▶ **Information given**
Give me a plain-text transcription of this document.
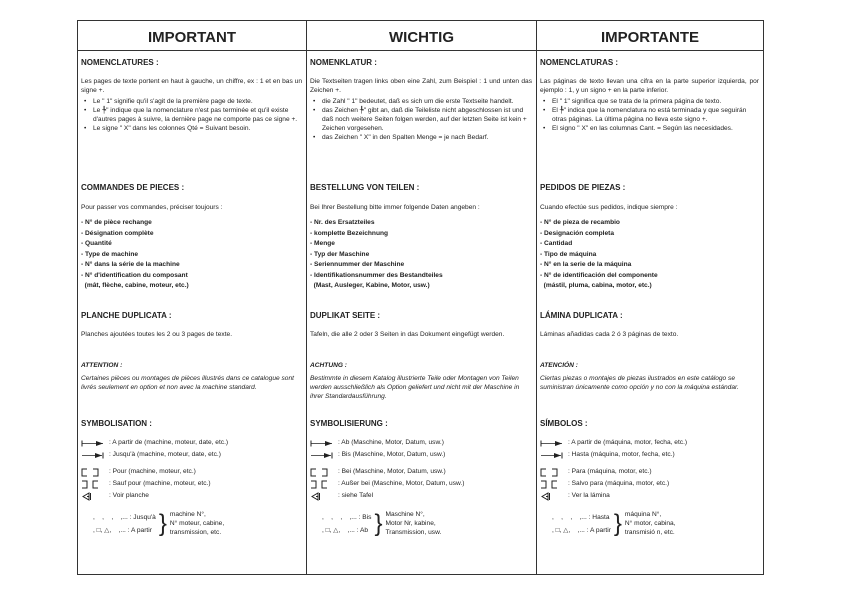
IMPORTANT
NOMENCLATURES :
Les pages de texte portent en haut à gauche, un chiffre, ex : 1 et en bas un signe +.
• Le " 1" signifie qu'il s'agit de la première page de texte.
• Le ╄" indique que la nomenclature n'est pas terminée et qu'il existe d'autres pages à suivre, la dernière page ne comporte pas ce signe +.
• Le signe " X" dans les colonnes Qté = Suivant besoin.
COMMANDES DE PIECES :
Pour passer vos commandes, préciser toujours :
- N° de pièce rechange
- Désignation complète
- Quantité
- Type de machine
- N° dans la série de la machine
- N° d'identification du composant
(mât, flèche, cabine, moteur, etc.)
PLANCHE DUPLICATA :
Planches ajoutées toutes les 2 ou 3 pages de texte.
ATTENTION :
Certaines pièces ou montages de pièces illustrés dans ce catalogue sont livrés seulement en option et non avec la machine standard.
SYMBOLISATION :
: A partir de (machine, moteur, date, etc.)
: Jusqu'à (machine, moteur, date, etc.)
: Pour (machine, moteur, etc.)
: Sauf pour (machine, moteur, etc.)
: Voir planche
,    ,    ,    ,... : Jusqu'à
, □, △,    ,... : A partir } machine N°,
N° moteur, cabine,
transmission, etc.
WICHTIG
NOMENKLATUR :
Die Textseiten tragen links oben eine Zahl, zum Beispiel : 1 und unten das Zeichen +.
• die Zahl " 1" bedeutet, daß es sich um die erste Textseite handelt.
• das Zeichen ╄" gibt an, daß die Teileliste nicht abgeschlossen ist und daß noch weitere Seiten folgen werden, auf der letzten Seite ist kein + Zeichen vorgesehen.
• das Zeichen " X" in den Spalten Menge = je nach Bedarf.
BESTELLUNG VON TEILEN :
Bei Ihrer Bestellung bitte immer folgende Daten angeben :
- Nr. des Ersatzteiles
- komplette Bezeichnung
- Menge
- Typ der Maschine
- Seriennummer der Maschine
- Identifikationsnummer des Bestandteiles
(Mast, Ausleger, Kabine, Motor, usw.)
DUPLIKAT SEITE :
Tafeln, die alle 2 oder 3 Seiten in das Dokument eingefügt werden.
ACHTUNG :
Bestimmte in diesem Katalog illustrierte Teile oder Montagen von Teilen werden ausschließlich als Option geliefert und nicht mit der Maschine in ihrer Standardausführung.
SYMBOLISIERUNG :
: Ab (Maschine, Motor, Datum, usw.)
: Bis (Maschine, Motor, Datum, usw.)
: Bei (Maschine, Motor, Datum, usw.)
: Außer bei (Maschine, Motor, Datum, usw.)
: siehe Tafel
,    ,    ,    ,... : Bis
, □, △,    ,... : Ab } Maschine N°,
Motor Nr, kabine,
Transmission, usw.
IMPORTANTE
NOMENCLATURAS :
Las páginas de texto llevan una cifra en la parte superior izquierda, por ejemplo : 1, y un signo + en la parte inferior.
• El " 1" significa que se trata de la primera página de texto.
• El ╄" indica que la nomenclatura no está terminada y que seguirán otras páginas. La última página no lleva este signo +.
• El signo " X" en las columnas Cant. = Según las necesidades.
PEDIDOS DE PIEZAS :
Cuando efectúe sus pedidos, indique siempre :
- N° de pieza de recambio
- Designación completa
- Cantidad
- Tipo de máquina
- N° en la serie de la máquina
- N° de identificación del componente
(mástil, pluma, cabina, motor, etc.)
LÁMINA DUPLICATA :
Láminas añadidas cada 2 ó 3 páginas de texto.
ATENCIÓN :
Ciertas piezas o montajes de piezas ilustrados en este catálogo se suministran únicamente como opción y no con la máquina estándar.
SÍMBOLOS :
: A partir de (máquina, motor, fecha, etc.)
: Hasta (máquina, motor, fecha, etc.)
: Para (máquina, motor, etc.)
: Salvo para (máquina, motor, etc.)
: Ver la lámina
,    ,    ,    ,... : Hasta
, □, △,    ,... : A partir } máquina N°,
N° motor, cabina,
transmisió n, etc.
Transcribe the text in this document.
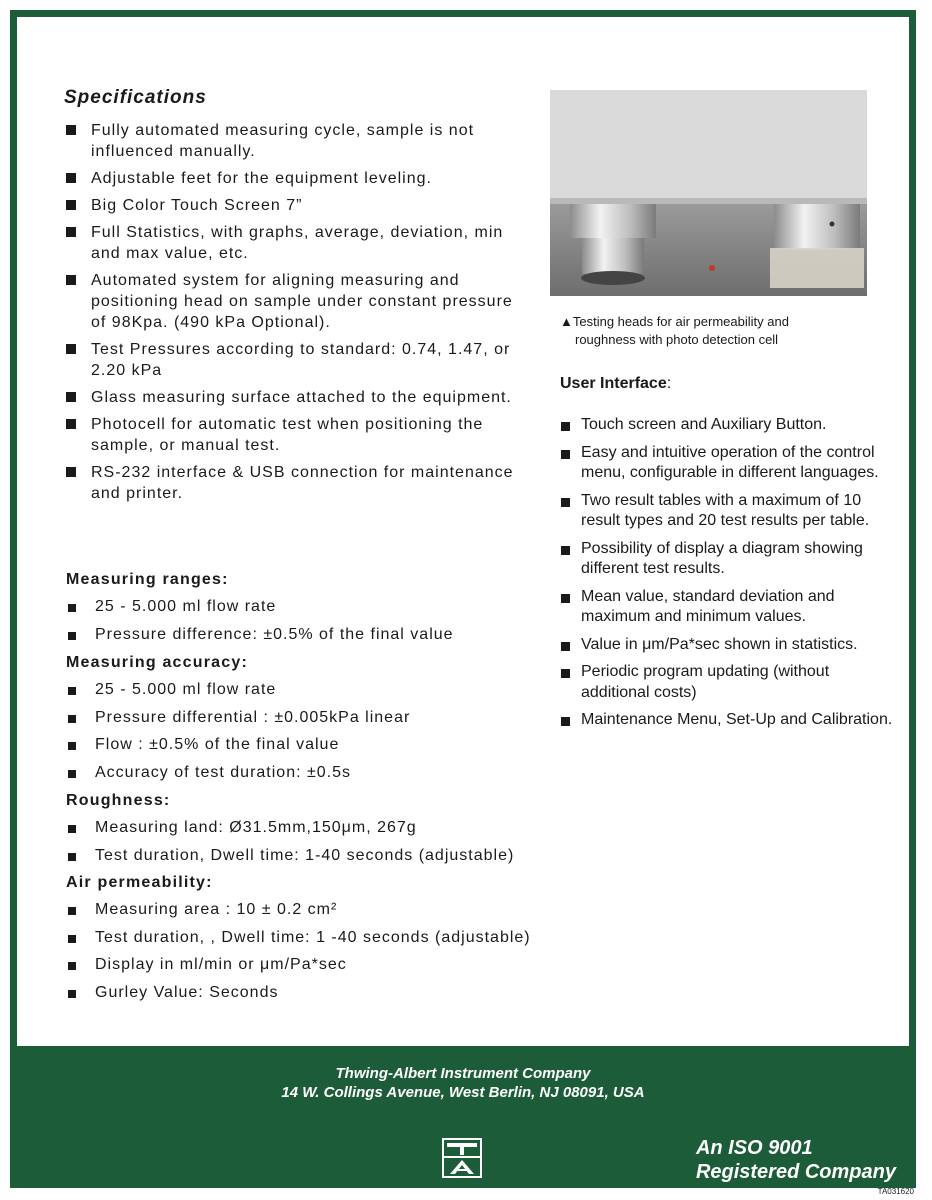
Specifications
Fully automated measuring cycle, sample is not influenced manually.
Adjustable feet for the equipment leveling.
Big Color Touch Screen 7”
Full Statistics, with graphs, average, deviation, min and max value, etc.
Automated system for aligning measuring and positioning head on sample under constant pressure of 98Kpa. (490 kPa Optional).
Test Pressures according to standard: 0.74, 1.47, or 2.20 kPa
Glass measuring surface attached to the equipment.
Photocell for automatic test when positioning the sample, or manual test.
RS-232 interface & USB connection for maintenance and printer.
Measuring ranges:
25 - 5.000 ml flow rate
Pressure difference: ±0.5% of the final value
Measuring accuracy:
25 - 5.000 ml flow rate
Pressure differential : ±0.005kPa linear
Flow : ±0.5% of the final value
Accuracy of test duration: ±0.5s
Roughness:
Measuring land: Ø31.5mm,150μm, 267g
Test duration, Dwell time: 1-40 seconds (adjustable)
Air permeability:
Measuring area : 10 ± 0.2 cm²
Test duration, , Dwell time: 1 -40 seconds (adjustable)
Display in ml/min or μm/Pa*sec
Gurley Value: Seconds
▲Testing heads for air permeability and
roughness with photo detection cell
User Interface:
Touch screen and Auxiliary Button.
Easy and intuitive operation of the control menu, configurable in different languages.
Two result tables with a maximum of 10 result types and 20 test results per table.
Possibility of display a diagram showing different test results.
Mean value, standard deviation and maximum and minimum values.
Value in μm/Pa*sec shown in statistics.
Periodic program updating (without additional costs)
Maintenance Menu, Set-Up and Calibration.
Thwing-Albert Instrument Company
14 W. Collings Avenue, West Berlin, NJ 08091, USA
An ISO 9001
Registered Company
TA031620
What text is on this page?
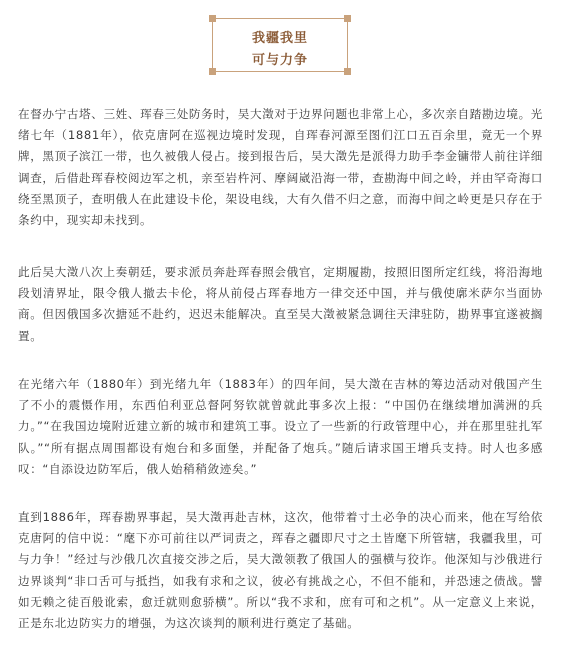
我疆我里
可与力争

在督办宁古塔、三姓、珲春三处防务时，吴大澂对于边界问题也非常上心，多次亲自踏勘边境。光绪七年（1881年），依克唐阿在巡视边境时发现，自珲春河源至图们江口五百余里，竟无一个界牌，黑顶子滨江一带，也久被俄人侵占。接到报告后，吴大澂先是派得力助手李金镛带人前往详细调查，后借赴珲春校阅边军之机，亲至岩杵河、摩阔崴沿海一带，查勘海中间之岭，并由罕奇海口绕至黑顶子，查明俄人在此建设卡伦，架设电线，大有久借不归之意，而海中间之岭更是只存在于条约中，现实却未找到。

此后吴大澂八次上奏朝廷，要求派员奔赴珲春照会俄官，定期履勘，按照旧图所定红线，将沿海地段划清界址，限令俄人撤去卡伦，将从前侵占珲春地方一律交还中国，并与俄使廓米萨尔当面协商。但因俄国多次搪延不赴约，迟迟未能解决。直至吴大澂被紧急调往天津驻防，勘界事宜遂被搁置。

在光绪六年（1880年）到光绪九年（1883年）的四年间，吴大澂在吉林的筹边活动对俄国产生了不小的震慑作用，东西伯利亚总督阿努钦就曾就此事多次上报：“中国仍在继续增加满洲的兵力。”“在我国边境附近建立新的城市和建筑工事。设立了一些新的行政管理中心，并在那里驻扎军队。”“所有据点周围都设有炮台和多面堡，并配备了炮兵。”随后请求国王增兵支持。时人也多感叹：“自添设边防军后，俄人始稍稍敛迹矣。”

直到1886年，珲春勘界事起，吴大澂再赴吉林，这次，他带着寸土必争的决心而来，他在写给依克唐阿的信中说：“麾下亦可前往以严词责之，珲春之疆即尺寸之土皆麾下所管辖，我疆我里，可与力争！”经过与沙俄几次直接交涉之后，吴大澂领教了俄国人的强横与狡诈。他深知与沙俄进行边界谈判“非口舌可与抵挡，如我有求和之议，彼必有挑战之心，不但不能和，并恐速之债战。譬如无赖之徒百般讹索，愈迁就则愈骄横”。所以“我不求和，庶有可和之机”。从一定意义上来说，正是东北边防实力的增强，为这次谈判的顺利进行奠定了基础。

▶ **The exercise**
Each record above should be copied character for character, with pictures dropped.

▶ **Worked solution**
Give me a plain-text transcription of this document.
IMPORTANT
NOMENCLATURES :
Les pages de texte portent en haut à gauche, un chiffre, ex : 1 et en bas un signe +.
• Le " 1" signifie qu'il s'agit de la première page de texte.
• Le ╄" indique que la nomenclature n'est pas terminée et qu'il existe d'autres pages à suivre, la dernière page ne comporte pas ce signe +.
• Le signe " X" dans les colonnes Qté = Suivant besoin.
COMMANDES DE PIECES :
Pour passer vos commandes, préciser toujours :
- N° de pièce rechange
- Désignation complète
- Quantité
- Type de machine
- N° dans la série de la machine
- N° d'identification du composant
(mât, flèche, cabine, moteur, etc.)
PLANCHE DUPLICATA :
Planches ajoutées toutes les 2 ou 3 pages de texte.
ATTENTION :
Certaines pièces ou montages de pièces illustrés dans ce catalogue sont livrés seulement en option et non avec la machine standard.
SYMBOLISATION :
: A partir de (machine, moteur, date, etc.)
: Jusqu'à (machine, moteur, date, etc.)
: Pour (machine, moteur, etc.)
: Sauf pour (machine, moteur, etc.)
: Voir planche
,    ,    ,    ,... : Jusqu'à
, □, △,    ,... : A partir } machine N°,
N° moteur, cabine,
transmission, etc.
WICHTIG
NOMENKLATUR :
Die Textseiten tragen links oben eine Zahl, zum Beispiel : 1 und unten das Zeichen +.
• die Zahl " 1" bedeutet, daß es sich um die erste Textseite handelt.
• das Zeichen ╄" gibt an, daß die Teileliste nicht abgeschlossen ist und daß noch weitere Seiten folgen werden, auf der letzten Seite ist kein + Zeichen vorgesehen.
• das Zeichen " X" in den Spalten Menge = je nach Bedarf.
BESTELLUNG VON TEILEN :
Bei Ihrer Bestellung bitte immer folgende Daten angeben :
- Nr. des Ersatzteiles
- komplette Bezeichnung
- Menge
- Typ der Maschine
- Seriennummer der Maschine
- Identifikationsnummer des Bestandteiles
(Mast, Ausleger, Kabine, Motor, usw.)
DUPLIKAT SEITE :
Tafeln, die alle 2 oder 3 Seiten in das Dokument eingefügt werden.
ACHTUNG :
Bestimmte in diesem Katalog illustrierte Teile oder Montagen von Teilen werden ausschließlich als Option geliefert und nicht mit der Maschine in ihrer Standardausführung.
SYMBOLISIERUNG :
: Ab (Maschine, Motor, Datum, usw.)
: Bis (Maschine, Motor, Datum, usw.)
: Bei (Maschine, Motor, Datum, usw.)
: Außer bei (Maschine, Motor, Datum, usw.)
: siehe Tafel
,    ,    ,    ,... : Bis
, □, △,    ,... : Ab } Maschine N°,
Motor Nr, kabine,
Transmission, usw.
IMPORTANTE
NOMENCLATURAS :
Las páginas de texto llevan una cifra en la parte superior izquierda, por ejemplo : 1, y un signo + en la parte inferior.
• El " 1" significa que se trata de la primera página de texto.
• El ╄" indica que la nomenclatura no está terminada y que seguirán otras páginas. La última página no lleva este signo +.
• El signo " X" en las columnas Cant. = Según las necesidades.
PEDIDOS DE PIEZAS :
Cuando efectúe sus pedidos, indique siempre :
- N° de pieza de recambio
- Designación completa
- Cantidad
- Tipo de máquina
- N° en la serie de la máquina
- N° de identificación del componente
(mástil, pluma, cabina, motor, etc.)
LÁMINA DUPLICATA :
Láminas añadidas cada 2 ó 3 páginas de texto.
ATENCIÓN :
Ciertas piezas o montajes de piezas ilustrados en este catálogo se suministran únicamente como opción y no con la máquina estándar.
SÍMBOLOS :
: A partir de (máquina, motor, fecha, etc.)
: Hasta (máquina, motor, fecha, etc.)
: Para (máquina, motor, etc.)
: Salvo para (máquina, motor, etc.)
: Ver la lámina
,    ,    ,    ,... : Hasta
, □, △,    ,... : A partir } máquina N°,
N° motor, cabina,
transmisió n, etc.
Transcribe the text in this document.
Specifications
Fully automated measuring cycle, sample is not influenced manually.
Adjustable feet for the equipment leveling.
Big Color Touch Screen 7”
Full Statistics, with graphs, average, deviation, min and max value, etc.
Automated system for aligning measuring and positioning head on sample under constant pressure of 98Kpa. (490 kPa Optional).
Test Pressures according to standard: 0.74, 1.47, or 2.20 kPa
Glass measuring surface attached to the equipment.
Photocell for automatic test when positioning the sample, or manual test.
RS-232 interface & USB connection for maintenance and printer.
Measuring ranges:
25 - 5.000 ml flow rate
Pressure difference: ±0.5% of the final value
Measuring accuracy:
25 - 5.000 ml flow rate
Pressure differential : ±0.005kPa linear
Flow : ±0.5% of the final value
Accuracy of test duration: ±0.5s
Roughness:
Measuring land: Ø31.5mm,150μm, 267g
Test duration, Dwell time: 1-40 seconds (adjustable)
Air permeability:
Measuring area : 10 ± 0.2 cm²
Test duration, , Dwell time: 1 -40 seconds (adjustable)
Display in ml/min or μm/Pa*sec
Gurley Value: Seconds
▲Testing heads for air permeability and
roughness with photo detection cell
User Interface:
Touch screen and Auxiliary Button.
Easy and intuitive operation of the control menu, configurable in different languages.
Two result tables with a maximum of 10 result types and 20 test results per table.
Possibility of display a diagram showing different test results.
Mean value, standard deviation and maximum and minimum values.
Value in μm/Pa*sec shown in statistics.
Periodic program updating (without additional costs)
Maintenance Menu, Set-Up and Calibration.
Thwing-Albert Instrument Company
14 W. Collings Avenue, West Berlin, NJ 08091, USA
An ISO 9001
Registered Company
TA031620
What text is on this page?
我疆我里
可与力争

在督办宁古塔、三姓、珲春三处防务时，吴大澂对于边界问题也非常上心，多次亲自踏勘边境。光绪七年（1881年），依克唐阿在巡视边境时发现，自珲春河源至图们江口五百余里，竟无一个界牌，黑顶子滨江一带，也久被俄人侵占。接到报告后，吴大澂先是派得力助手李金镛带人前往详细调查，后借赴珲春校阅边军之机，亲至岩杵河、摩阔崴沿海一带，查勘海中间之岭，并由罕奇海口绕至黑顶子，查明俄人在此建设卡伦，架设电线，大有久借不归之意，而海中间之岭更是只存在于条约中，现实却未找到。

此后吴大澂八次上奏朝廷，要求派员奔赴珲春照会俄官，定期履勘，按照旧图所定红线，将沿海地段划清界址，限令俄人撤去卡伦，将从前侵占珲春地方一律交还中国，并与俄使廓米萨尔当面协商。但因俄国多次搪延不赴约，迟迟未能解决。直至吴大澂被紧急调往天津驻防，勘界事宜遂被搁置。

在光绪六年（1880年）到光绪九年（1883年）的四年间，吴大澂在吉林的筹边活动对俄国产生了不小的震慑作用，东西伯利亚总督阿努钦就曾就此事多次上报：“中国仍在继续增加满洲的兵力。”“在我国边境附近建立新的城市和建筑工事。设立了一些新的行政管理中心，并在那里驻扎军队。”“所有据点周围都设有炮台和多面堡，并配备了炮兵。”随后请求国王增兵支持。时人也多感叹：“自添设边防军后，俄人始稍稍敛迹矣。”

直到1886年，珲春勘界事起，吴大澂再赴吉林，这次，他带着寸土必争的决心而来，他在写给依克唐阿的信中说：“麾下亦可前往以严词责之，珲春之疆即尺寸之土皆麾下所管辖，我疆我里，可与力争！”经过与沙俄几次直接交涉之后，吴大澂领教了俄国人的强横与狡诈。他深知与沙俄进行边界谈判“非口舌可与抵挡，如我有求和之议，彼必有挑战之心，不但不能和，并恐速之债战。譬如无赖之徒百般讹索，愈迁就则愈骄横”。所以“我不求和，庶有可和之机”。从一定意义上来说，正是东北边防实力的增强，为这次谈判的顺利进行奠定了基础。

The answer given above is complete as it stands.